Could you print all the entries exactly?

** BEGIN **

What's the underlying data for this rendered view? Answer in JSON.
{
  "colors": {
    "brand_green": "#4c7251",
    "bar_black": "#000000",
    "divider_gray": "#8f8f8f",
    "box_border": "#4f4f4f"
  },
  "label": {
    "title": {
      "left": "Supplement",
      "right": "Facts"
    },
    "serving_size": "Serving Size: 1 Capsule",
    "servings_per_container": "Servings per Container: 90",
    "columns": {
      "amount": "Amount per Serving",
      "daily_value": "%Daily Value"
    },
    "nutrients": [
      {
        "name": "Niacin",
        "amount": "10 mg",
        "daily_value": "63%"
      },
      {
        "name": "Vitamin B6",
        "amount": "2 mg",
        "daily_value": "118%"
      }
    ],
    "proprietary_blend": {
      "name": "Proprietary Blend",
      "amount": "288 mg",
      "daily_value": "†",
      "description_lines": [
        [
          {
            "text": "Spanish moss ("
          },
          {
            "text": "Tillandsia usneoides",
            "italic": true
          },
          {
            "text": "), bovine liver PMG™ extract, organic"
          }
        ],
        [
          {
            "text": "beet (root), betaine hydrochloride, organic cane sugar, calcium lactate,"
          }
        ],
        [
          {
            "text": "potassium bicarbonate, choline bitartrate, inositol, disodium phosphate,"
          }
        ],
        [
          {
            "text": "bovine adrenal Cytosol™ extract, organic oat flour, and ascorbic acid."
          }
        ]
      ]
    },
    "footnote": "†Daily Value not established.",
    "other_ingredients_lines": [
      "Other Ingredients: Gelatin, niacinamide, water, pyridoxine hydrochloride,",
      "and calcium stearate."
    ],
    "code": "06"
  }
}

** END **

Problem solution —
What's the underlying data for this rendered view? Answer in JSON.
{
  "colors": {
    "brand_green": "#4c7251",
    "bar_black": "#000000",
    "divider_gray": "#8f8f8f",
    "box_border": "#4f4f4f"
  },
  "label": {
    "title": {
      "left": "Supplement",
      "right": "Facts"
    },
    "serving_size": "Serving Size: 1 Capsule",
    "servings_per_container": "Servings per Container: 90",
    "columns": {
      "amount": "Amount per Serving",
      "daily_value": "%Daily Value"
    },
    "nutrients": [
      {
        "name": "Niacin",
        "amount": "10 mg",
        "daily_value": "63%"
      },
      {
        "name": "Vitamin B6",
        "amount": "2 mg",
        "daily_value": "118%"
      }
    ],
    "proprietary_blend": {
      "name": "Proprietary Blend",
      "amount": "288 mg",
      "daily_value": "†",
      "description_lines": [
        [
          {
            "text": "Spanish moss ("
          },
          {
            "text": "Tillandsia usneoides",
            "italic": true
          },
          {
            "text": "), bovine liver PMG™ extract, organic"
          }
        ],
        [
          {
            "text": "beet (root), betaine hydrochloride, organic cane sugar, calcium lactate,"
          }
        ],
        [
          {
            "text": "potassium bicarbonate, choline bitartrate, inositol, disodium phosphate,"
          }
        ],
        [
          {
            "text": "bovine adrenal Cytosol™ extract, organic oat flour, and ascorbic acid."
          }
        ]
      ]
    },
    "footnote": "†Daily Value not established.",
    "other_ingredients_lines": [
      "Other Ingredients: Gelatin, niacinamide, water, pyridoxine hydrochloride,",
      "and calcium stearate."
    ],
    "code": "06"
  }
}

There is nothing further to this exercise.